### Work instructions:
Tell how many lines in the data below hold the string "into"; give nothing but the number.
○ ○ ○ ○
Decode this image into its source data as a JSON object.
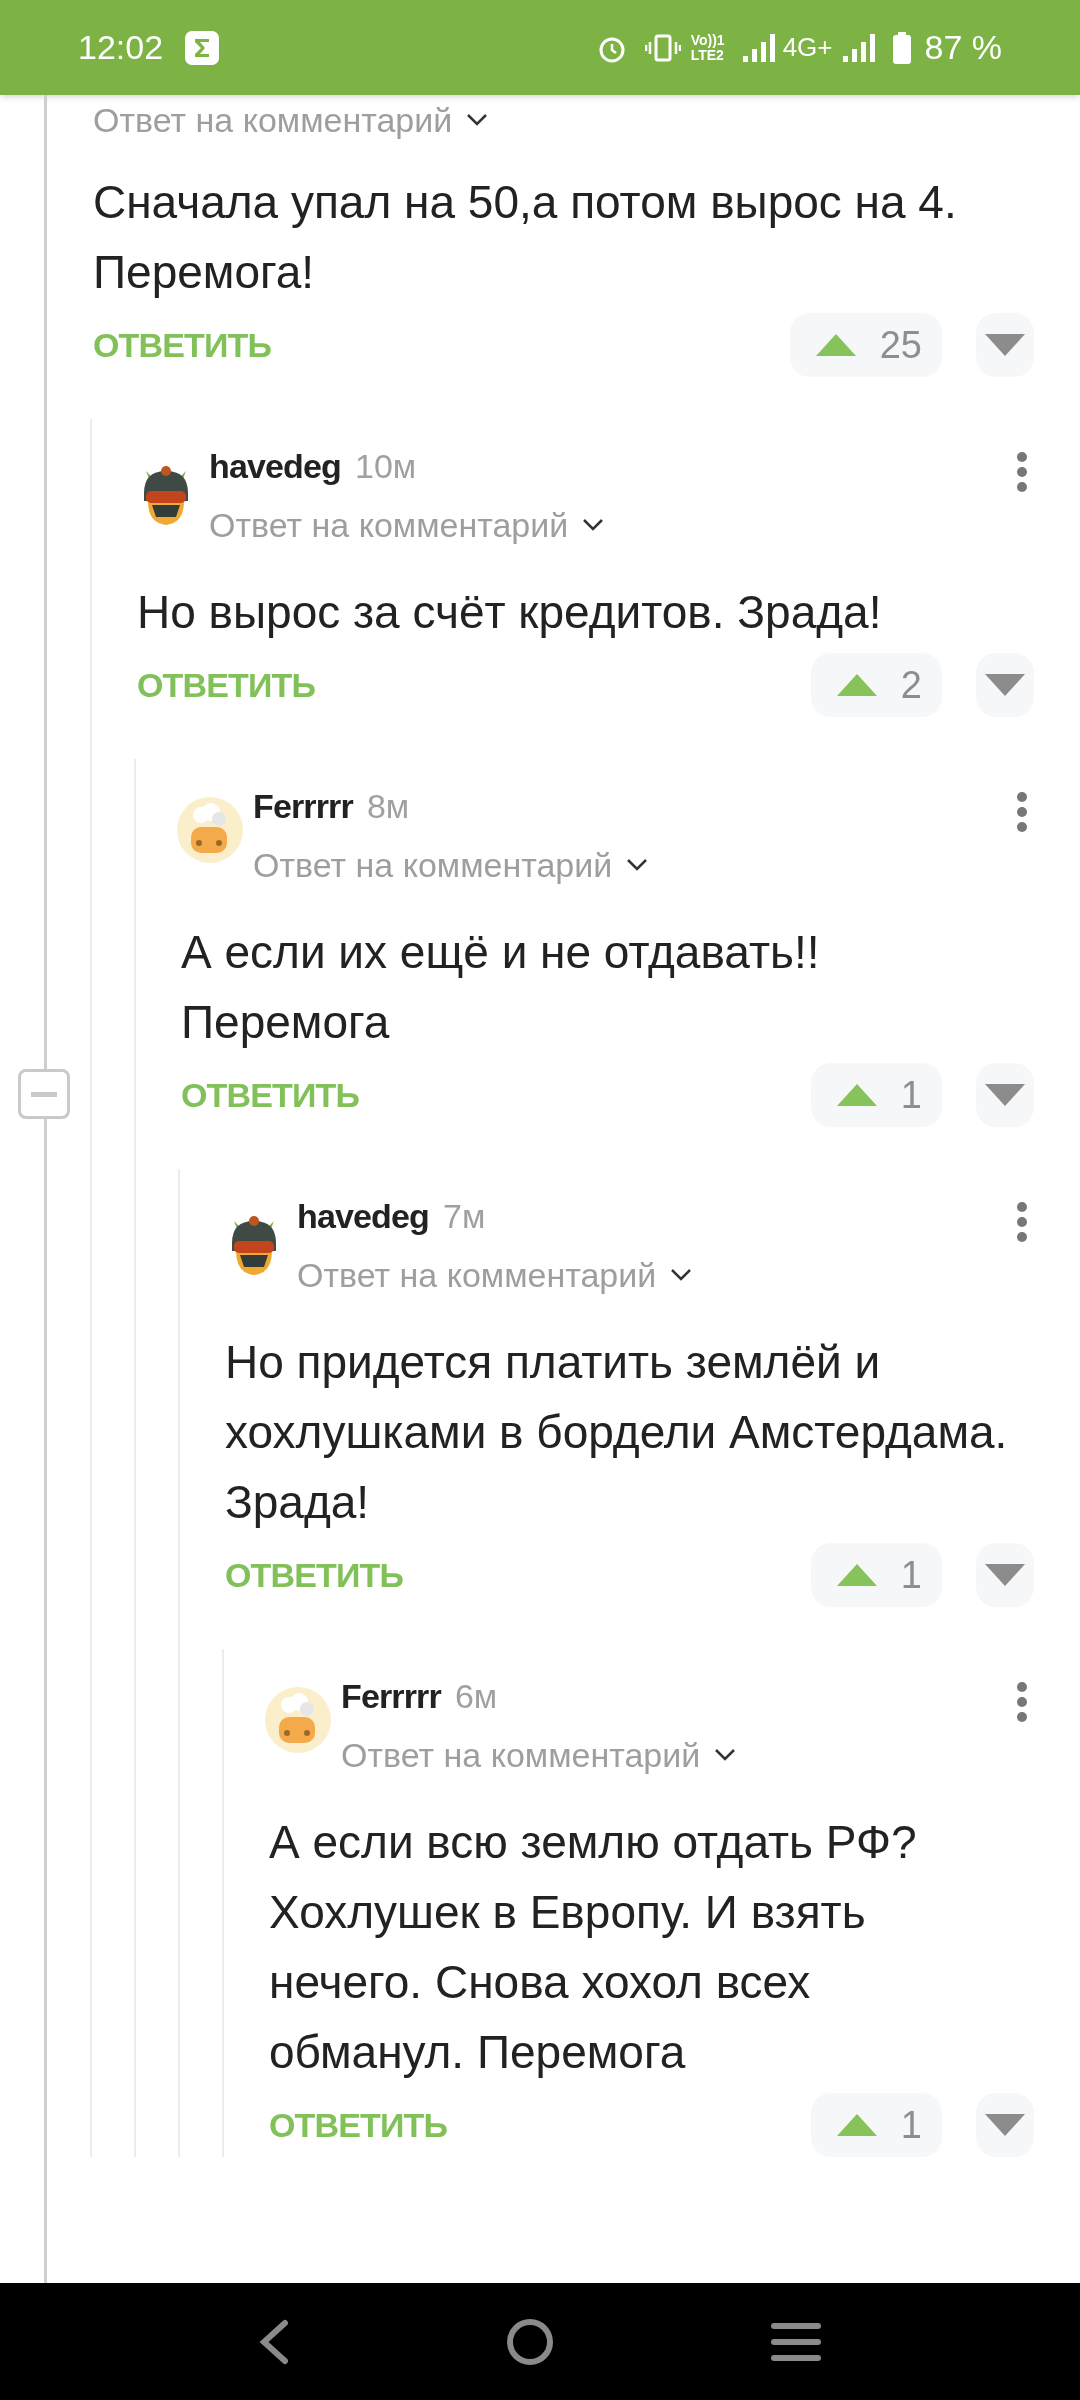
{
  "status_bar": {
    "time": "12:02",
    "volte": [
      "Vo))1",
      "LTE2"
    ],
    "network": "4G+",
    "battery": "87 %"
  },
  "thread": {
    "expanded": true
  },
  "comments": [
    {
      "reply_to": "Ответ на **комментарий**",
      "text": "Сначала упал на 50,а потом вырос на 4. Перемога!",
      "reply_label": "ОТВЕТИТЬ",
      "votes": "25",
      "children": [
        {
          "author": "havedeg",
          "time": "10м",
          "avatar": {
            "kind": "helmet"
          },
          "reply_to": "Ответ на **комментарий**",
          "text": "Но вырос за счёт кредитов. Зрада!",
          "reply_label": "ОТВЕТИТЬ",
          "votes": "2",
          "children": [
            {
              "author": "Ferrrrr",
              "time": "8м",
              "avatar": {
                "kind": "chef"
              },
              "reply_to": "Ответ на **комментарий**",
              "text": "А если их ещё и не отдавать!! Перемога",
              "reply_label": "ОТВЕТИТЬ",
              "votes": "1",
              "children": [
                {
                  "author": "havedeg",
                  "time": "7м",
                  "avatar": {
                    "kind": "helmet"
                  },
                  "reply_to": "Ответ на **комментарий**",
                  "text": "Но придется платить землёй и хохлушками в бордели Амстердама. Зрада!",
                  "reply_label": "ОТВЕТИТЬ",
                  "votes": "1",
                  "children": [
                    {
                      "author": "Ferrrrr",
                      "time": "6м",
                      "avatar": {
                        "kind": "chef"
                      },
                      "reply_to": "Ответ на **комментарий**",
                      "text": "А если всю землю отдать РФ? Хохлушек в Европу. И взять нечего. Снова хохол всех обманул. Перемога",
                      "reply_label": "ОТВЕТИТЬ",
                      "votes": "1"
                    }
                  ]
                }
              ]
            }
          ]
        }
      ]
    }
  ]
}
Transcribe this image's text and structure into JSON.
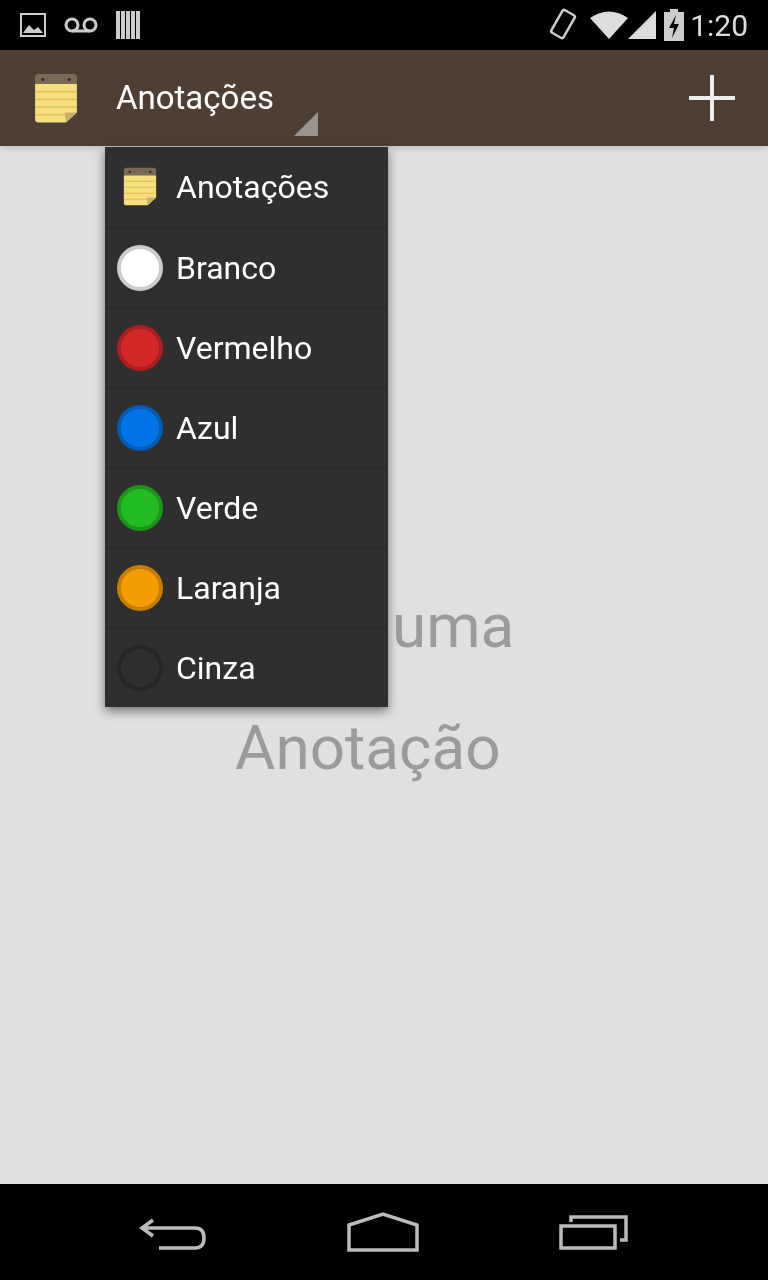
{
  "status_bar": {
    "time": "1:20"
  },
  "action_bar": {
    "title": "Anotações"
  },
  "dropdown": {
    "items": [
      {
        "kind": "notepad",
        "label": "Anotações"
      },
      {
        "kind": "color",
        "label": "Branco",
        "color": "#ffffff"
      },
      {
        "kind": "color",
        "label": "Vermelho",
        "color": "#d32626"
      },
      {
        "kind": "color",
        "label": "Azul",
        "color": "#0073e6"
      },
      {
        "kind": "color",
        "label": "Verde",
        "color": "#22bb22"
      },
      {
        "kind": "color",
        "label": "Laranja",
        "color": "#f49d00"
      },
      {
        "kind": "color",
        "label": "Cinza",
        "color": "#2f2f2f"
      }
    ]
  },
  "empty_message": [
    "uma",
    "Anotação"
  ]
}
○ ○ ○ ○
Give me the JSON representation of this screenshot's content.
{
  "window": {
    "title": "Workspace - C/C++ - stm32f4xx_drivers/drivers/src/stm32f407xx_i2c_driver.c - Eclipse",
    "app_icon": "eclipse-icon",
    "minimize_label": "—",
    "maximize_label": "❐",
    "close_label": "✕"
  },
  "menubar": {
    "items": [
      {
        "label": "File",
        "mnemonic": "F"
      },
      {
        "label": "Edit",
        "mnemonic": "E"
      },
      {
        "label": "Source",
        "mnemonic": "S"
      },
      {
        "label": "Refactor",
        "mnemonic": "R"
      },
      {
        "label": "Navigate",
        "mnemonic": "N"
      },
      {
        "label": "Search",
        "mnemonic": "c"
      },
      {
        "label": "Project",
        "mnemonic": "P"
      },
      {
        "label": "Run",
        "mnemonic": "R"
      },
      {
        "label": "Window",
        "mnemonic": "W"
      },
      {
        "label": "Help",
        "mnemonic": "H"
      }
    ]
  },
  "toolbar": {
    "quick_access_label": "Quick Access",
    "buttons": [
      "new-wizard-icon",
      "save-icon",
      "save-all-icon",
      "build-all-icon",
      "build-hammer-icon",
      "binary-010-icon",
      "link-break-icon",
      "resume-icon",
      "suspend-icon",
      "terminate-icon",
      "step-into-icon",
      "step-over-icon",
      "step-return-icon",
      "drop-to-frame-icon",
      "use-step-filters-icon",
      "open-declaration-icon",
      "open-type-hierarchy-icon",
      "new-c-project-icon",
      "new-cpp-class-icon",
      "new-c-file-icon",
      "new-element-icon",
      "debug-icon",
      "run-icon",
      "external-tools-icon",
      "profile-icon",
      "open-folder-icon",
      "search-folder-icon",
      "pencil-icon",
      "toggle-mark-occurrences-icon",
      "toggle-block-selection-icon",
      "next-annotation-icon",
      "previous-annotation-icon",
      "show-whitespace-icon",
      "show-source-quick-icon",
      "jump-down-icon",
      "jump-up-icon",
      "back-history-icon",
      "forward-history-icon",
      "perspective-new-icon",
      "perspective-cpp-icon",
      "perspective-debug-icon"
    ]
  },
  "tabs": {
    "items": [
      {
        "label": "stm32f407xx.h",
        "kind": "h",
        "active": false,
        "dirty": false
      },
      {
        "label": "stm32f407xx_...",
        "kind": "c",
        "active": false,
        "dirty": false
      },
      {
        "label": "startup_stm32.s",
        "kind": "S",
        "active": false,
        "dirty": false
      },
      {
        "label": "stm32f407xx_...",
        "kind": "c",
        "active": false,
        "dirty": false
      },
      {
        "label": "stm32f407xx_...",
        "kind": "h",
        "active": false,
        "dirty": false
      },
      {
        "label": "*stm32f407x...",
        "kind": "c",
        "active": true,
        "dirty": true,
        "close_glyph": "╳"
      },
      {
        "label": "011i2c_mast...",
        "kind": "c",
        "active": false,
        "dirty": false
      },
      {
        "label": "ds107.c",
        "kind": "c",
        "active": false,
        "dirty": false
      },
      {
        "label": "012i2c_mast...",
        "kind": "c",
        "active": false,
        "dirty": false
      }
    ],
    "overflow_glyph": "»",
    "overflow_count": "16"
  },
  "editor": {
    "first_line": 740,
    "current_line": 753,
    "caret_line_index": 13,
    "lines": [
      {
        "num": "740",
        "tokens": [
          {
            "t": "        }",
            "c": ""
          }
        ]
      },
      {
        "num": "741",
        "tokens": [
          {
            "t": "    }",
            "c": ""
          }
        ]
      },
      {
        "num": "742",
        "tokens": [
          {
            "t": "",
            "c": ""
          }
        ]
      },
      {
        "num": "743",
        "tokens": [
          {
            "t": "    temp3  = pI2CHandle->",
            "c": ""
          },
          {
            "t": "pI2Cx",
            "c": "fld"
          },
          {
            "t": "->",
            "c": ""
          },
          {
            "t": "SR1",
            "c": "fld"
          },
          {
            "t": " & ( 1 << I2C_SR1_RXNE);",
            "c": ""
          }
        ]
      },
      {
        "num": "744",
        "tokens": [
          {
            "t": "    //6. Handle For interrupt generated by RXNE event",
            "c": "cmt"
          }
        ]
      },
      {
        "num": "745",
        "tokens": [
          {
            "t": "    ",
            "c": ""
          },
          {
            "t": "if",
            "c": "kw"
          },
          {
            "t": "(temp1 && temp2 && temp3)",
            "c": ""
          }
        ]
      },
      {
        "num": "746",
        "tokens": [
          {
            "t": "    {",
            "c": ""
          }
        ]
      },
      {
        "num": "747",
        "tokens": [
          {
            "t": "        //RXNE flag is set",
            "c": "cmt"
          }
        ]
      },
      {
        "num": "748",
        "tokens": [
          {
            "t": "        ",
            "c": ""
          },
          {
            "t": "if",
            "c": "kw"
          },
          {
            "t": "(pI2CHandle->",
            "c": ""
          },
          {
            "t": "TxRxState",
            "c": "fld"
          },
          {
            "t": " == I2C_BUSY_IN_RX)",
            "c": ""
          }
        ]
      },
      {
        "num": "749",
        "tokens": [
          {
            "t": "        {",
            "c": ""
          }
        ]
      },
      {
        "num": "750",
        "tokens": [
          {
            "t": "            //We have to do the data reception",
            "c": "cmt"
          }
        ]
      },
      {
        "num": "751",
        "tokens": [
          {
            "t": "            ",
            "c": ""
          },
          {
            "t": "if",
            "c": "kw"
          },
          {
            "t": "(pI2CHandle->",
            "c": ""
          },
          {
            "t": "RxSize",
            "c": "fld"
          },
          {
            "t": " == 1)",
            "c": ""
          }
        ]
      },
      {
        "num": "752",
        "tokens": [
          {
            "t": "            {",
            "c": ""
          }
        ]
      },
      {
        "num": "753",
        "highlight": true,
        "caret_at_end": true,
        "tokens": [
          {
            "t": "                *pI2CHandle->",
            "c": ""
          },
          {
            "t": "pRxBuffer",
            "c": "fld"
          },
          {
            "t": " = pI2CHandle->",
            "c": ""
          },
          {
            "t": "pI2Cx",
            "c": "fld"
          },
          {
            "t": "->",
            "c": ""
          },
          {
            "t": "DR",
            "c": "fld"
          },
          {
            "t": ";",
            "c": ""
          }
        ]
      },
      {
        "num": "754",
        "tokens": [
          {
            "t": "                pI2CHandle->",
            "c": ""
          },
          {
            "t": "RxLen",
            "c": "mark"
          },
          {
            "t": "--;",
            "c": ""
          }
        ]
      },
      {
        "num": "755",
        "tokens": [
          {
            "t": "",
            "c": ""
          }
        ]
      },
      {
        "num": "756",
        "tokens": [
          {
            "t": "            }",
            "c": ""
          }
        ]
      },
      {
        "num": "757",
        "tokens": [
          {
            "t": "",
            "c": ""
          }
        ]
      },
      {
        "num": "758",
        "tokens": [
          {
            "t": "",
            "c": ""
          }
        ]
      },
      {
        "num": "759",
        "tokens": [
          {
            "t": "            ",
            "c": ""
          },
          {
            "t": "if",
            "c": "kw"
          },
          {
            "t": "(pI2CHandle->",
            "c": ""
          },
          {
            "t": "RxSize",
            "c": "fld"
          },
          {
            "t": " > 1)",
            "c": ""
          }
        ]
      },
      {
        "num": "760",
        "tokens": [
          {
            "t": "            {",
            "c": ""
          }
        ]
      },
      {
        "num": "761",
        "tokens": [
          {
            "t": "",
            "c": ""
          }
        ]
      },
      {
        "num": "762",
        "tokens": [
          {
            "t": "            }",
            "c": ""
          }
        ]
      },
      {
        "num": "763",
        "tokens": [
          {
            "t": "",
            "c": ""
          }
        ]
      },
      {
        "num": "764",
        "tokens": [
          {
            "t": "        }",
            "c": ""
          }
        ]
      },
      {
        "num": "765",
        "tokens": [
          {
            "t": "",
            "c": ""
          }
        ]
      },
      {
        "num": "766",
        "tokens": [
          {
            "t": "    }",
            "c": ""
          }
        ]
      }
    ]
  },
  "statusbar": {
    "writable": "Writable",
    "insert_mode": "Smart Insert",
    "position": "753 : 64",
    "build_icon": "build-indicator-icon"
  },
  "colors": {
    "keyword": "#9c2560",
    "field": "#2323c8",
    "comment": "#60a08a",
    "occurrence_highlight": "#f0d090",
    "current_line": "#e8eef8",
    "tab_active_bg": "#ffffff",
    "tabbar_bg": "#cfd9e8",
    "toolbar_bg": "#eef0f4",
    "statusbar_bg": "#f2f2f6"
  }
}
○ ○ ○ ○
### Solution to the exercise:
3